**Work to do**
Please copy all the lines below word for word, leaving out the pictures.

[BEGIN Record extracts]

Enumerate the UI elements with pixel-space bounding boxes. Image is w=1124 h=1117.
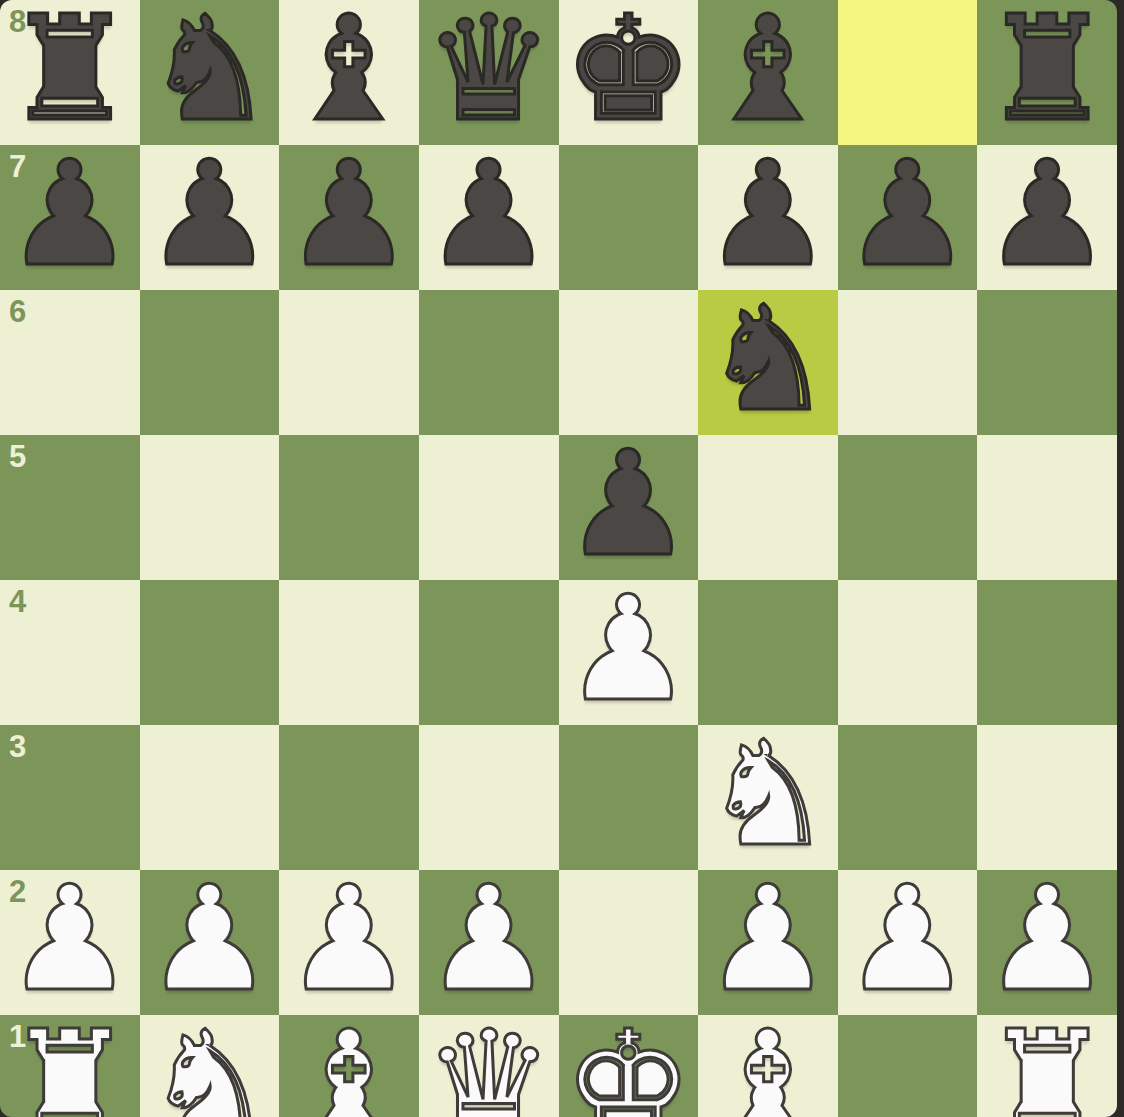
square-a7[interactable]: ♟7 xyxy=(0,145,140,290)
square-b2[interactable]: ♟ xyxy=(140,870,280,1015)
square-g8[interactable] xyxy=(838,0,978,145)
piece-white-bishop[interactable]: ♝ xyxy=(284,1011,414,1117)
square-d3[interactable] xyxy=(419,725,559,870)
rank-label-8: 8 xyxy=(9,6,26,37)
square-f3[interactable]: ♞ xyxy=(698,725,838,870)
square-d6[interactable] xyxy=(419,290,559,435)
piece-black-pawn[interactable]: ♟ xyxy=(703,141,833,286)
square-h3[interactable] xyxy=(977,725,1117,870)
square-g3[interactable] xyxy=(838,725,978,870)
piece-black-queen[interactable]: ♛ xyxy=(424,0,554,141)
piece-black-bishop[interactable]: ♝ xyxy=(703,0,833,141)
square-g4[interactable] xyxy=(838,580,978,725)
square-h5[interactable] xyxy=(977,435,1117,580)
square-b1[interactable]: ♞b xyxy=(140,1015,280,1117)
rank-label-1: 1 xyxy=(9,1021,26,1052)
square-g6[interactable] xyxy=(838,290,978,435)
square-d2[interactable]: ♟ xyxy=(419,870,559,1015)
square-d4[interactable] xyxy=(419,580,559,725)
piece-black-knight[interactable]: ♞ xyxy=(144,0,274,141)
piece-white-pawn[interactable]: ♟ xyxy=(703,866,833,1011)
piece-white-pawn[interactable]: ♟ xyxy=(144,866,274,1011)
square-f4[interactable] xyxy=(698,580,838,725)
piece-white-king[interactable]: ♚ xyxy=(563,1011,693,1117)
square-c8[interactable]: ♝ xyxy=(279,0,419,145)
square-a2[interactable]: ♟2 xyxy=(0,870,140,1015)
square-h4[interactable] xyxy=(977,580,1117,725)
square-f7[interactable]: ♟ xyxy=(698,145,838,290)
square-g1[interactable]: g xyxy=(838,1015,978,1117)
piece-white-pawn[interactable]: ♟ xyxy=(284,866,414,1011)
square-a1[interactable]: ♜1a xyxy=(0,1015,140,1117)
square-a4[interactable]: 4 xyxy=(0,580,140,725)
square-e2[interactable] xyxy=(559,870,699,1015)
square-b8[interactable]: ♞ xyxy=(140,0,280,145)
piece-black-pawn[interactable]: ♟ xyxy=(843,141,973,286)
square-f2[interactable]: ♟ xyxy=(698,870,838,1015)
piece-white-pawn[interactable]: ♟ xyxy=(424,866,554,1011)
square-e8[interactable]: ♚ xyxy=(559,0,699,145)
square-c5[interactable] xyxy=(279,435,419,580)
piece-white-bishop[interactable]: ♝ xyxy=(703,1011,833,1117)
piece-white-rook[interactable]: ♜ xyxy=(982,1011,1112,1117)
piece-white-knight[interactable]: ♞ xyxy=(144,1011,274,1117)
square-g7[interactable]: ♟ xyxy=(838,145,978,290)
square-a6[interactable]: 6 xyxy=(0,290,140,435)
square-c6[interactable] xyxy=(279,290,419,435)
square-h6[interactable] xyxy=(977,290,1117,435)
square-d1[interactable]: ♛d xyxy=(419,1015,559,1117)
square-h8[interactable]: ♜ xyxy=(977,0,1117,145)
square-f1[interactable]: ♝f xyxy=(698,1015,838,1117)
square-b6[interactable] xyxy=(140,290,280,435)
square-e6[interactable] xyxy=(559,290,699,435)
square-g5[interactable] xyxy=(838,435,978,580)
square-e1[interactable]: ♚e xyxy=(559,1015,699,1117)
piece-black-pawn[interactable]: ♟ xyxy=(284,141,414,286)
square-f6[interactable]: ♞ xyxy=(698,290,838,435)
square-e7[interactable] xyxy=(559,145,699,290)
rank-label-7: 7 xyxy=(9,151,26,182)
piece-white-pawn[interactable]: ♟ xyxy=(982,866,1112,1011)
square-f8[interactable]: ♝ xyxy=(698,0,838,145)
piece-black-knight[interactable]: ♞ xyxy=(703,286,833,431)
rank-label-5: 5 xyxy=(9,441,26,472)
square-d7[interactable]: ♟ xyxy=(419,145,559,290)
square-h1[interactable]: ♜h xyxy=(977,1015,1117,1117)
piece-black-pawn[interactable]: ♟ xyxy=(144,141,274,286)
chess-board: ♜8♞♝♛♚♝♜♟7♟♟♟♟♟♟6♞5♟4♟3♞♟2♟♟♟♟♟♟♜1a♞b♝c♛… xyxy=(0,0,1117,1117)
page-background: ♜8♞♝♛♚♝♜♟7♟♟♟♟♟♟6♞5♟4♟3♞♟2♟♟♟♟♟♟♜1a♞b♝c♛… xyxy=(0,0,1124,1117)
square-e3[interactable] xyxy=(559,725,699,870)
rank-label-2: 2 xyxy=(9,876,26,907)
piece-black-rook[interactable]: ♜ xyxy=(982,0,1112,141)
square-a3[interactable]: 3 xyxy=(0,725,140,870)
square-a8[interactable]: ♜8 xyxy=(0,0,140,145)
piece-black-king[interactable]: ♚ xyxy=(563,0,693,141)
square-c4[interactable] xyxy=(279,580,419,725)
rank-label-3: 3 xyxy=(9,731,26,762)
piece-black-pawn[interactable]: ♟ xyxy=(424,141,554,286)
piece-black-bishop[interactable]: ♝ xyxy=(284,0,414,141)
square-b3[interactable] xyxy=(140,725,280,870)
square-c3[interactable] xyxy=(279,725,419,870)
piece-black-pawn[interactable]: ♟ xyxy=(563,431,693,576)
square-d8[interactable]: ♛ xyxy=(419,0,559,145)
square-e4[interactable]: ♟ xyxy=(559,580,699,725)
piece-white-knight[interactable]: ♞ xyxy=(703,721,833,866)
square-g2[interactable]: ♟ xyxy=(838,870,978,1015)
square-c1[interactable]: ♝c xyxy=(279,1015,419,1117)
rank-label-4: 4 xyxy=(9,586,26,617)
square-d5[interactable] xyxy=(419,435,559,580)
piece-white-pawn[interactable]: ♟ xyxy=(563,576,693,721)
square-e5[interactable]: ♟ xyxy=(559,435,699,580)
square-c2[interactable]: ♟ xyxy=(279,870,419,1015)
square-f5[interactable] xyxy=(698,435,838,580)
square-a5[interactable]: 5 xyxy=(0,435,140,580)
square-b4[interactable] xyxy=(140,580,280,725)
square-h7[interactable]: ♟ xyxy=(977,145,1117,290)
square-b5[interactable] xyxy=(140,435,280,580)
square-c7[interactable]: ♟ xyxy=(279,145,419,290)
piece-white-queen[interactable]: ♛ xyxy=(424,1011,554,1117)
piece-white-pawn[interactable]: ♟ xyxy=(843,866,973,1011)
piece-black-pawn[interactable]: ♟ xyxy=(982,141,1112,286)
square-b7[interactable]: ♟ xyxy=(140,145,280,290)
square-h2[interactable]: ♟ xyxy=(977,870,1117,1015)
rank-label-6: 6 xyxy=(9,296,26,327)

[END Record extracts]

**Response to this task**
Enumerate the UI elements with pixel-space bounding boxes. Image is w=1124 h=1117.
square-a7[interactable]: ♟7 xyxy=(0,145,140,290)
square-b2[interactable]: ♟ xyxy=(140,870,280,1015)
square-g8[interactable] xyxy=(838,0,978,145)
piece-white-bishop[interactable]: ♝ xyxy=(284,1011,414,1117)
square-d3[interactable] xyxy=(419,725,559,870)
rank-label-8: 8 xyxy=(9,6,26,37)
square-f3[interactable]: ♞ xyxy=(698,725,838,870)
square-d6[interactable] xyxy=(419,290,559,435)
piece-black-pawn[interactable]: ♟ xyxy=(703,141,833,286)
square-h3[interactable] xyxy=(977,725,1117,870)
square-g3[interactable] xyxy=(838,725,978,870)
piece-black-queen[interactable]: ♛ xyxy=(424,0,554,141)
piece-black-bishop[interactable]: ♝ xyxy=(703,0,833,141)
square-g4[interactable] xyxy=(838,580,978,725)
square-h5[interactable] xyxy=(977,435,1117,580)
square-b1[interactable]: ♞b xyxy=(140,1015,280,1117)
rank-label-1: 1 xyxy=(9,1021,26,1052)
square-g6[interactable] xyxy=(838,290,978,435)
square-d2[interactable]: ♟ xyxy=(419,870,559,1015)
square-d4[interactable] xyxy=(419,580,559,725)
piece-black-knight[interactable]: ♞ xyxy=(144,0,274,141)
piece-white-pawn[interactable]: ♟ xyxy=(703,866,833,1011)
piece-white-pawn[interactable]: ♟ xyxy=(144,866,274,1011)
square-f4[interactable] xyxy=(698,580,838,725)
piece-white-king[interactable]: ♚ xyxy=(563,1011,693,1117)
square-c8[interactable]: ♝ xyxy=(279,0,419,145)
square-a2[interactable]: ♟2 xyxy=(0,870,140,1015)
square-h4[interactable] xyxy=(977,580,1117,725)
square-f7[interactable]: ♟ xyxy=(698,145,838,290)
square-g1[interactable]: g xyxy=(838,1015,978,1117)
piece-white-pawn[interactable]: ♟ xyxy=(284,866,414,1011)
square-a1[interactable]: ♜1a xyxy=(0,1015,140,1117)
square-a4[interactable]: 4 xyxy=(0,580,140,725)
square-e2[interactable] xyxy=(559,870,699,1015)
square-b8[interactable]: ♞ xyxy=(140,0,280,145)
piece-black-pawn[interactable]: ♟ xyxy=(843,141,973,286)
square-f2[interactable]: ♟ xyxy=(698,870,838,1015)
piece-white-pawn[interactable]: ♟ xyxy=(424,866,554,1011)
square-e8[interactable]: ♚ xyxy=(559,0,699,145)
square-c5[interactable] xyxy=(279,435,419,580)
piece-white-bishop[interactable]: ♝ xyxy=(703,1011,833,1117)
piece-white-rook[interactable]: ♜ xyxy=(982,1011,1112,1117)
piece-white-knight[interactable]: ♞ xyxy=(144,1011,274,1117)
square-g7[interactable]: ♟ xyxy=(838,145,978,290)
square-a6[interactable]: 6 xyxy=(0,290,140,435)
square-c6[interactable] xyxy=(279,290,419,435)
square-h6[interactable] xyxy=(977,290,1117,435)
square-d1[interactable]: ♛d xyxy=(419,1015,559,1117)
square-h8[interactable]: ♜ xyxy=(977,0,1117,145)
square-f1[interactable]: ♝f xyxy=(698,1015,838,1117)
square-b6[interactable] xyxy=(140,290,280,435)
square-e6[interactable] xyxy=(559,290,699,435)
square-g5[interactable] xyxy=(838,435,978,580)
square-e1[interactable]: ♚e xyxy=(559,1015,699,1117)
piece-black-pawn[interactable]: ♟ xyxy=(284,141,414,286)
square-f6[interactable]: ♞ xyxy=(698,290,838,435)
square-e7[interactable] xyxy=(559,145,699,290)
rank-label-7: 7 xyxy=(9,151,26,182)
piece-white-pawn[interactable]: ♟ xyxy=(982,866,1112,1011)
square-f8[interactable]: ♝ xyxy=(698,0,838,145)
piece-black-knight[interactable]: ♞ xyxy=(703,286,833,431)
rank-label-5: 5 xyxy=(9,441,26,472)
square-d7[interactable]: ♟ xyxy=(419,145,559,290)
square-h1[interactable]: ♜h xyxy=(977,1015,1117,1117)
piece-black-pawn[interactable]: ♟ xyxy=(144,141,274,286)
chess-board: ♜8♞♝♛♚♝♜♟7♟♟♟♟♟♟6♞5♟4♟3♞♟2♟♟♟♟♟♟♜1a♞b♝c♛… xyxy=(0,0,1117,1117)
page-background: ♜8♞♝♛♚♝♜♟7♟♟♟♟♟♟6♞5♟4♟3♞♟2♟♟♟♟♟♟♜1a♞b♝c♛… xyxy=(0,0,1124,1117)
square-e3[interactable] xyxy=(559,725,699,870)
rank-label-2: 2 xyxy=(9,876,26,907)
piece-black-rook[interactable]: ♜ xyxy=(982,0,1112,141)
square-a3[interactable]: 3 xyxy=(0,725,140,870)
square-a8[interactable]: ♜8 xyxy=(0,0,140,145)
piece-black-king[interactable]: ♚ xyxy=(563,0,693,141)
square-c4[interactable] xyxy=(279,580,419,725)
rank-label-3: 3 xyxy=(9,731,26,762)
piece-black-pawn[interactable]: ♟ xyxy=(424,141,554,286)
piece-black-bishop[interactable]: ♝ xyxy=(284,0,414,141)
square-b3[interactable] xyxy=(140,725,280,870)
square-c3[interactable] xyxy=(279,725,419,870)
piece-black-pawn[interactable]: ♟ xyxy=(563,431,693,576)
square-d8[interactable]: ♛ xyxy=(419,0,559,145)
square-e4[interactable]: ♟ xyxy=(559,580,699,725)
piece-white-knight[interactable]: ♞ xyxy=(703,721,833,866)
square-g2[interactable]: ♟ xyxy=(838,870,978,1015)
square-c1[interactable]: ♝c xyxy=(279,1015,419,1117)
rank-label-4: 4 xyxy=(9,586,26,617)
square-d5[interactable] xyxy=(419,435,559,580)
piece-white-pawn[interactable]: ♟ xyxy=(563,576,693,721)
square-e5[interactable]: ♟ xyxy=(559,435,699,580)
square-c2[interactable]: ♟ xyxy=(279,870,419,1015)
square-f5[interactable] xyxy=(698,435,838,580)
square-a5[interactable]: 5 xyxy=(0,435,140,580)
square-b4[interactable] xyxy=(140,580,280,725)
square-h7[interactable]: ♟ xyxy=(977,145,1117,290)
square-b5[interactable] xyxy=(140,435,280,580)
square-c7[interactable]: ♟ xyxy=(279,145,419,290)
piece-white-queen[interactable]: ♛ xyxy=(424,1011,554,1117)
piece-white-pawn[interactable]: ♟ xyxy=(843,866,973,1011)
piece-black-pawn[interactable]: ♟ xyxy=(982,141,1112,286)
square-b7[interactable]: ♟ xyxy=(140,145,280,290)
square-h2[interactable]: ♟ xyxy=(977,870,1117,1015)
rank-label-6: 6 xyxy=(9,296,26,327)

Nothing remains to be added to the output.